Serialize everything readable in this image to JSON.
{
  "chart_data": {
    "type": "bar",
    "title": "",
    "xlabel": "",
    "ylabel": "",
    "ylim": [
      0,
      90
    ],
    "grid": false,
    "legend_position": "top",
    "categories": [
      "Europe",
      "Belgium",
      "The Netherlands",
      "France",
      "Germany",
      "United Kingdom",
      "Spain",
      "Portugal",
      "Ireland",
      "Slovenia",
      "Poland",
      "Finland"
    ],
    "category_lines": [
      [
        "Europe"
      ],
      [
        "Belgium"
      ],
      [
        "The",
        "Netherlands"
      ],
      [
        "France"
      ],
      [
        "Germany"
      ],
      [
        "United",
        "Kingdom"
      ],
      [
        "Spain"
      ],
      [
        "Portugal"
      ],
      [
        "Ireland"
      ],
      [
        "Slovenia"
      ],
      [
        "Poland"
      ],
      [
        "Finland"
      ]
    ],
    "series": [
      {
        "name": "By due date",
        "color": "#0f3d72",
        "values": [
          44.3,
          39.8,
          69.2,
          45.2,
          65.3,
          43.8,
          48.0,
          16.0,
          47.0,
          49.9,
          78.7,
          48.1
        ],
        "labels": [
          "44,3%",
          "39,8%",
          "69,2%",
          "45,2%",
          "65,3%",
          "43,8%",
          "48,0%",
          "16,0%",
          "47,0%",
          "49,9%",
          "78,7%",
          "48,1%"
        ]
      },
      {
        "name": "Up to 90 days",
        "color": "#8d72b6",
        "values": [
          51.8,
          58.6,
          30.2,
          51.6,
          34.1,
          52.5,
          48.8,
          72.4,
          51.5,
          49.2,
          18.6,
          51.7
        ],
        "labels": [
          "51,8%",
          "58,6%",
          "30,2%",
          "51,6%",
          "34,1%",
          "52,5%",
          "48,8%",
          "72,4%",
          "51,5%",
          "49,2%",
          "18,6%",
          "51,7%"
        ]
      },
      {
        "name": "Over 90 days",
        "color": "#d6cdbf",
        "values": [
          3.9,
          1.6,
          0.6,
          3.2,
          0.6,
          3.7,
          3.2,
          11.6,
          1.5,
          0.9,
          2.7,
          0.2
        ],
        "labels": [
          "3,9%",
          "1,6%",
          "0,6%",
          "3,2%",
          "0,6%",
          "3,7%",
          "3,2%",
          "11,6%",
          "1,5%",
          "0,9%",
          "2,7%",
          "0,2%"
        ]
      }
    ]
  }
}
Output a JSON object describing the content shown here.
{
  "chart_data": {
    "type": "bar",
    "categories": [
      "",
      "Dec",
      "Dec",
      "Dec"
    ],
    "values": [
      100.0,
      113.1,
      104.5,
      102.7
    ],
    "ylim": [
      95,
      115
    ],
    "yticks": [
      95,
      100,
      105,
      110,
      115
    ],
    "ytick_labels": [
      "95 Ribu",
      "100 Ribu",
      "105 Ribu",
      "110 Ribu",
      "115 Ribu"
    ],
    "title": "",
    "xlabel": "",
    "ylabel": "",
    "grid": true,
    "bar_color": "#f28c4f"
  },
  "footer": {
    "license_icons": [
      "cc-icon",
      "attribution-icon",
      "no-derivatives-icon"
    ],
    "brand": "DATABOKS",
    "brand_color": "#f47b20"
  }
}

### Your objective
Reproduce each record exactly as it appears.

### Task solution
Serialize everything readable in this image to JSON.
{
  "chart_data": {
    "type": "bar",
    "title": "",
    "xlabel": "",
    "ylabel": "",
    "ylim": [
      0,
      90
    ],
    "grid": false,
    "legend_position": "top",
    "categories": [
      "Europe",
      "Belgium",
      "The Netherlands",
      "France",
      "Germany",
      "United Kingdom",
      "Spain",
      "Portugal",
      "Ireland",
      "Slovenia",
      "Poland",
      "Finland"
    ],
    "category_lines": [
      [
        "Europe"
      ],
      [
        "Belgium"
      ],
      [
        "The",
        "Netherlands"
      ],
      [
        "France"
      ],
      [
        "Germany"
      ],
      [
        "United",
        "Kingdom"
      ],
      [
        "Spain"
      ],
      [
        "Portugal"
      ],
      [
        "Ireland"
      ],
      [
        "Slovenia"
      ],
      [
        "Poland"
      ],
      [
        "Finland"
      ]
    ],
    "series": [
      {
        "name": "By due date",
        "color": "#0f3d72",
        "values": [
          44.3,
          39.8,
          69.2,
          45.2,
          65.3,
          43.8,
          48.0,
          16.0,
          47.0,
          49.9,
          78.7,
          48.1
        ],
        "labels": [
          "44,3%",
          "39,8%",
          "69,2%",
          "45,2%",
          "65,3%",
          "43,8%",
          "48,0%",
          "16,0%",
          "47,0%",
          "49,9%",
          "78,7%",
          "48,1%"
        ]
      },
      {
        "name": "Up to 90 days",
        "color": "#8d72b6",
        "values": [
          51.8,
          58.6,
          30.2,
          51.6,
          34.1,
          52.5,
          48.8,
          72.4,
          51.5,
          49.2,
          18.6,
          51.7
        ],
        "labels": [
          "51,8%",
          "58,6%",
          "30,2%",
          "51,6%",
          "34,1%",
          "52,5%",
          "48,8%",
          "72,4%",
          "51,5%",
          "49,2%",
          "18,6%",
          "51,7%"
        ]
      },
      {
        "name": "Over 90 days",
        "color": "#d6cdbf",
        "values": [
          3.9,
          1.6,
          0.6,
          3.2,
          0.6,
          3.7,
          3.2,
          11.6,
          1.5,
          0.9,
          2.7,
          0.2
        ],
        "labels": [
          "3,9%",
          "1,6%",
          "0,6%",
          "3,2%",
          "0,6%",
          "3,7%",
          "3,2%",
          "11,6%",
          "1,5%",
          "0,9%",
          "2,7%",
          "0,2%"
        ]
      }
    ]
  }
}
Output a JSON object describing the content shown here.
{
  "chart_data": {
    "type": "bar",
    "categories": [
      "",
      "Dec",
      "Dec",
      "Dec"
    ],
    "values": [
      100.0,
      113.1,
      104.5,
      102.7
    ],
    "ylim": [
      95,
      115
    ],
    "yticks": [
      95,
      100,
      105,
      110,
      115
    ],
    "ytick_labels": [
      "95 Ribu",
      "100 Ribu",
      "105 Ribu",
      "110 Ribu",
      "115 Ribu"
    ],
    "title": "",
    "xlabel": "",
    "ylabel": "",
    "grid": true,
    "bar_color": "#f28c4f"
  },
  "footer": {
    "license_icons": [
      "cc-icon",
      "attribution-icon",
      "no-derivatives-icon"
    ],
    "brand": "DATABOKS",
    "brand_color": "#f47b20"
  }
}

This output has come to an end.